--- Data entries ---
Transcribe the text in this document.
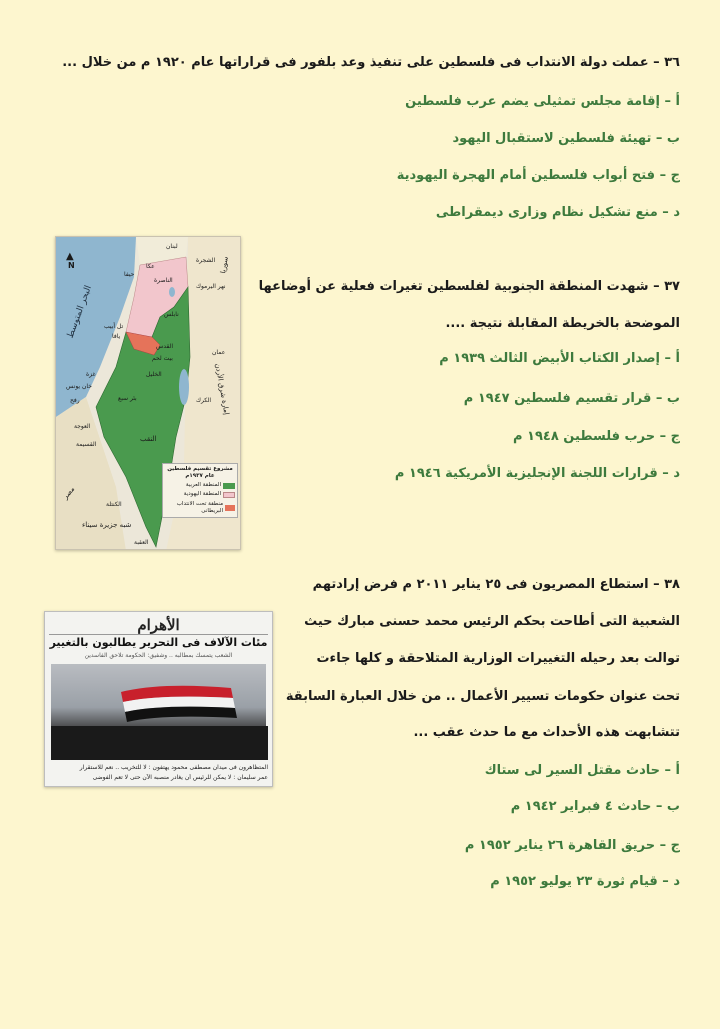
٣٦ – عملت دولة الانتداب فى فلسطين على تنفيذ وعد بلفور فى قراراتها عام ١٩٢٠ م من خلال ...
أ – إقامة مجلس تمثيلى يضم عرب فلسطين
ب – تهيئة فلسطين لاستقبال اليهود
ج – فتح أبواب فلسطين أمام الهجرة اليهودية
د – منع تشكيل نظام وزارى ديمقراطى
N
▲
لبنان
سوريا
البحر المتوسط
عكا
حيفا
الشجرة
الناصرة
نهر اليرموك
نابلس
تل أبيب
يافا
القدس
بيت لحم
عمان
غزة
خان يونس
الخليل
رفح	الكرك إمارة شرق الأردن
بئر سبع
النقب
العوجة
القسيمة
مصر
الكنتلة
شبه جزيرة سيناء
العقبة
مشروع تقسيم فلسطين عام ١٩٣٧م
المنطقة العربية
المنطقة اليهودية
منطقة تحت الانتداب البريطانى
٣٧ – شهدت المنطقة الجنوبية لفلسطين تغيرات فعلية عن أوضاعها
الموضحة بالخريطة المقابلة نتيجة ....
أ – إصدار الكتاب الأبيض الثالث ١٩٣٩ م
ب – قرار تقسيم فلسطين ١٩٤٧ م
ج – حرب فلسطين ١٩٤٨ م
د – قرارات اللجنة الإنجليزية الأمريكية ١٩٤٦ م
٣٨ – استطاع المصريون فى ٢٥ يناير ٢٠١١ م فرض إرادتهم
الشعبية التى أطاحت بحكم الرئيس محمد حسنى مبارك حيث
توالت بعد رحيله التغييرات الوزارية المتلاحقة و كلها جاءت
تحت عنوان حكومات تسيير الأعمال .. من خلال العبارة السابقة
تتشابهت هذه الأحداث مع ما حدث عقب ...
أ – حادث مقتل السير لى ستاك
ب – حادث ٤ فبراير ١٩٤٢ م
ج – حريق القاهرة ٢٦ يناير ١٩٥٢ م
د – قيام ثورة ٢٣ يوليو ١٩٥٢ م
الأهرام
مئات الآلاف فى التحرير يطالبون بالتغيير
الشعب يتمسك بمطالبه .. وشفيق: الحكومة تلاحق الفاسدين
المتظاهرون فى ميدان مصطفى محمود يهتفون : لا للتخريب .. نعم للاستقرار
عمر سليمان : لا يمكن للرئيس أن يغادر منصبه الآن حتى لا تعم الفوضى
---
The word "المنطقة" may appear on some lines. Report how many lines hold it, giving the number alone.

3